§ Problem statement
Look below and pull out each line with the word "color".

◆ ◆ ◆ ◆ ◆ ◆ ◆

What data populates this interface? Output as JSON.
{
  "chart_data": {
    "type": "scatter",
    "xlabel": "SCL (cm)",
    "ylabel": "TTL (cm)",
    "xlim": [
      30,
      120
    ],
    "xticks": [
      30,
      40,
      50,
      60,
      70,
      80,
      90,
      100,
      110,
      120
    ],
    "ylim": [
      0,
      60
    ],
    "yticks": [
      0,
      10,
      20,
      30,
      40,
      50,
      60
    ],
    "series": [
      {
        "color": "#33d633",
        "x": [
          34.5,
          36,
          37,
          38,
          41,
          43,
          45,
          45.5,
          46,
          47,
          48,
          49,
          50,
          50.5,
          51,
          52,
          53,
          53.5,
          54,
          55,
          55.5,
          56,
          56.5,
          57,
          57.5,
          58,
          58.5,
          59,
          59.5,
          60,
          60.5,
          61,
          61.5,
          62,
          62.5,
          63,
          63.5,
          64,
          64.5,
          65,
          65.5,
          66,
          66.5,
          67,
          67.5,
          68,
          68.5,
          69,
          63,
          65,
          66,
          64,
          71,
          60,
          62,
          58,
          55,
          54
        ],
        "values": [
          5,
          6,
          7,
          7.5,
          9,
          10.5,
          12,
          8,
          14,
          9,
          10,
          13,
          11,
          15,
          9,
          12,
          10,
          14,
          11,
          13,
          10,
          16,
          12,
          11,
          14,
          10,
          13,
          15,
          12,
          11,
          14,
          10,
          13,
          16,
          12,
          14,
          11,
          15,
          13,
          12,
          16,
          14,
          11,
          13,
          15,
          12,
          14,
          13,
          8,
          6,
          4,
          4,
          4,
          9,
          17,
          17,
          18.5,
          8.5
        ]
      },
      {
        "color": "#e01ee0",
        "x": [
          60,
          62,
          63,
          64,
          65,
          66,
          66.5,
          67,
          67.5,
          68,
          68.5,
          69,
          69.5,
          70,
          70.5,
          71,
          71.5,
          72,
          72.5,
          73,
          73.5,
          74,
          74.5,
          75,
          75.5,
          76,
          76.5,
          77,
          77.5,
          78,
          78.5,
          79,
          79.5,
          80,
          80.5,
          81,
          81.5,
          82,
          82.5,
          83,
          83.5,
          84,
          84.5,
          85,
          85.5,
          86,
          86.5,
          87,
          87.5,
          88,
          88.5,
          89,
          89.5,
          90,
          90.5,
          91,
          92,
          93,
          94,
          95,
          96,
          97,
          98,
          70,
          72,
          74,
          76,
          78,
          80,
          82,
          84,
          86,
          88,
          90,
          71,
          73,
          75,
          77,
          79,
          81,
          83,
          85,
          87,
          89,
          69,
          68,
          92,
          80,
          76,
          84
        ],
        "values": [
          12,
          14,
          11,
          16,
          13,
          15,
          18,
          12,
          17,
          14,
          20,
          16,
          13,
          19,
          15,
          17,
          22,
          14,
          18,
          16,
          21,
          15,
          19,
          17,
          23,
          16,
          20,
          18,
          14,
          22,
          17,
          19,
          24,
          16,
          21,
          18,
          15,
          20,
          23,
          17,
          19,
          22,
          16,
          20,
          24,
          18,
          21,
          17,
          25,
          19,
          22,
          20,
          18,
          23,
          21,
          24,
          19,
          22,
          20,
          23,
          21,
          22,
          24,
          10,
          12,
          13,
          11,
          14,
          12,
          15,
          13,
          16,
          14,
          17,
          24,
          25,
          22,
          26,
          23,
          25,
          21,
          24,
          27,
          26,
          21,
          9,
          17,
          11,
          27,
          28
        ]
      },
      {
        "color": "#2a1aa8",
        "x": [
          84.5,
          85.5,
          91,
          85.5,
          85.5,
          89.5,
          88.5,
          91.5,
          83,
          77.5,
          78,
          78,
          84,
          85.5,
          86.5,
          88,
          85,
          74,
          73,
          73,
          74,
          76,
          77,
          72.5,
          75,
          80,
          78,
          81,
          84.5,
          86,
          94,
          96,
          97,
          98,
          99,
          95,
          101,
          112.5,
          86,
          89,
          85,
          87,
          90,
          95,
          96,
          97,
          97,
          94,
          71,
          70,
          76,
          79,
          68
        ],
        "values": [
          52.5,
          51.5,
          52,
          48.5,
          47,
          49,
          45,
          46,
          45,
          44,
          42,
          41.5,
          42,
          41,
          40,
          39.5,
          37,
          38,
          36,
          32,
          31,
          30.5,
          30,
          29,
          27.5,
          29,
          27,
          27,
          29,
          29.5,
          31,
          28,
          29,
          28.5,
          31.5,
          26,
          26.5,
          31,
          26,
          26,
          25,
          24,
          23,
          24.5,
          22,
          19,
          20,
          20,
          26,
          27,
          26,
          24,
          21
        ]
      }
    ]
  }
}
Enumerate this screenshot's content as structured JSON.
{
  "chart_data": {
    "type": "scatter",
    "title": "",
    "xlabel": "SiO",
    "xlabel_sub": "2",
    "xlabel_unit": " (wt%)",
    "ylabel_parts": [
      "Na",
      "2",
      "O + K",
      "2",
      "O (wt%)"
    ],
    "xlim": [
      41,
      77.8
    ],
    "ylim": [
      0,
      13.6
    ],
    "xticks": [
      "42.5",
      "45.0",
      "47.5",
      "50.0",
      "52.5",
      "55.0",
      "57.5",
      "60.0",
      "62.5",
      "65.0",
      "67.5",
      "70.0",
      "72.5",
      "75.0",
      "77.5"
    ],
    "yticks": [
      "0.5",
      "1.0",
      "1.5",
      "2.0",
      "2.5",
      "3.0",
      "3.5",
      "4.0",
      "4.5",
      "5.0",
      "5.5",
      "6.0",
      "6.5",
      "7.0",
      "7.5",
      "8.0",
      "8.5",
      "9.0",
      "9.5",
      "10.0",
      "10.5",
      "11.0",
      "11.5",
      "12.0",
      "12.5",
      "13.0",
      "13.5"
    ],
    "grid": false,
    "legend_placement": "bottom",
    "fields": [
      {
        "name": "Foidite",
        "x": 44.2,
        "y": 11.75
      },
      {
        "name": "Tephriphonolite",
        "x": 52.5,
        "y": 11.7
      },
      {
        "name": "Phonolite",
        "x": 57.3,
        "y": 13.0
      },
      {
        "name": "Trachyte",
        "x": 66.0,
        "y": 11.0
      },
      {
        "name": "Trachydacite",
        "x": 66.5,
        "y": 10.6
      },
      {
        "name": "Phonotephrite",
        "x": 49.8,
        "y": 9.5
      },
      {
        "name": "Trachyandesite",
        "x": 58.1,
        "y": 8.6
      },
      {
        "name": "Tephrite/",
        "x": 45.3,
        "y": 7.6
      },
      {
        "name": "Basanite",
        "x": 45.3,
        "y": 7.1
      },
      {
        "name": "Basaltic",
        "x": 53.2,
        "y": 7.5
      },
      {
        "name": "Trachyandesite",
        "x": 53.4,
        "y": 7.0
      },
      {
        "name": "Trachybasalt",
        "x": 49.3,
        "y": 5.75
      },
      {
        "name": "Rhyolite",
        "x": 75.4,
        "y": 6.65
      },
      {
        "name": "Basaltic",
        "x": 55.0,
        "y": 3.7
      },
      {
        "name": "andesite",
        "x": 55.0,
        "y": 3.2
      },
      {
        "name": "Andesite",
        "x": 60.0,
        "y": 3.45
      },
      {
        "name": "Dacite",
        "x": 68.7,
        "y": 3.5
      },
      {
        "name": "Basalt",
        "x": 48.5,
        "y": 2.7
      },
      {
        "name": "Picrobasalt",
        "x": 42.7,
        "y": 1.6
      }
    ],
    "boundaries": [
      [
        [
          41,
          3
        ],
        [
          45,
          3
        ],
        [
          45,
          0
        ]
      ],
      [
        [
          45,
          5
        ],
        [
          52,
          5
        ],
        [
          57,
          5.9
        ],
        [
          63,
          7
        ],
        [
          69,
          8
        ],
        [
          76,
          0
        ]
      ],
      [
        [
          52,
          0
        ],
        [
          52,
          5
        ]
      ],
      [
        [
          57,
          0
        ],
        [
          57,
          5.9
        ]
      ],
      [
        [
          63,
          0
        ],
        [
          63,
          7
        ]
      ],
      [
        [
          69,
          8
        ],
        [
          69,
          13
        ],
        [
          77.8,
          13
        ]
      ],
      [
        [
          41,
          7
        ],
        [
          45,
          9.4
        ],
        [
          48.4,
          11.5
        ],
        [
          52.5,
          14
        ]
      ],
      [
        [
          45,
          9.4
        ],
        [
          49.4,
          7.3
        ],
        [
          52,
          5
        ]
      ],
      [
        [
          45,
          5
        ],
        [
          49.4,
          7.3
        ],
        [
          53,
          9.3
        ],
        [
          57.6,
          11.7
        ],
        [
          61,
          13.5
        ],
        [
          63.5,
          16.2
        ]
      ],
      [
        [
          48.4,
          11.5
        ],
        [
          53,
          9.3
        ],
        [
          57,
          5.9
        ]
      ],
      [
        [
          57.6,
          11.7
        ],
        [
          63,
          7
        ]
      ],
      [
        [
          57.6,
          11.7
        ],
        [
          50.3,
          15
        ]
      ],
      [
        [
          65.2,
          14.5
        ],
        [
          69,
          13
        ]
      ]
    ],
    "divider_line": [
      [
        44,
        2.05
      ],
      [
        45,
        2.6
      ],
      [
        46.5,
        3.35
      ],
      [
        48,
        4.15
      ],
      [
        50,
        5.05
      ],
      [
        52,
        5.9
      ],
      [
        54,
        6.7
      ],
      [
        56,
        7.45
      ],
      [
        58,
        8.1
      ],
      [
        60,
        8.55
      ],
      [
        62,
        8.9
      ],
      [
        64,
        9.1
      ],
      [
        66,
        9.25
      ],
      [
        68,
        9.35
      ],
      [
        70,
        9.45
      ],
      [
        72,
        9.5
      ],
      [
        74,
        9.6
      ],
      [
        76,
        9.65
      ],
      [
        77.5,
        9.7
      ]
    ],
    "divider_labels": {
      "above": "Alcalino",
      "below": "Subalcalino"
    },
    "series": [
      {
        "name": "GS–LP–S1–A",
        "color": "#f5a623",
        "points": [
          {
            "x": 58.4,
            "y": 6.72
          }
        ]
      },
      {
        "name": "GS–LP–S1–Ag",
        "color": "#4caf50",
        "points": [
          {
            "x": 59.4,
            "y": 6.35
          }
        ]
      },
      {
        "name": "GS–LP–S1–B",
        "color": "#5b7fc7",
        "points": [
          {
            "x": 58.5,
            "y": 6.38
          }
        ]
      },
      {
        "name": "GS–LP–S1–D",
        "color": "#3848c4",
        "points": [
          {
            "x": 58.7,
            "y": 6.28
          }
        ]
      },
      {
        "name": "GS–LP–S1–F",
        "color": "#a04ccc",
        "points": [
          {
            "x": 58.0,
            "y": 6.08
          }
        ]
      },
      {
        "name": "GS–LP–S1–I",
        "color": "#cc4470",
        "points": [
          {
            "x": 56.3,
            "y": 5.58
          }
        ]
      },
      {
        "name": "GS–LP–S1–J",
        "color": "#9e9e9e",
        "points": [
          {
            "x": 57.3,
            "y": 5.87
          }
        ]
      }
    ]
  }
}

◆ ◆ ◆ ◆ ◆ ◆ ◆

§ Task output
        "color": "#33d633",
        "color": "#e01ee0",
        "color": "#2a1aa8",
        "color": "#f5a623",
        "color": "#4caf50",
        "color": "#5b7fc7",
        "color": "#3848c4",
        "color": "#a04ccc",
        "color": "#cc4470",
        "color": "#9e9e9e",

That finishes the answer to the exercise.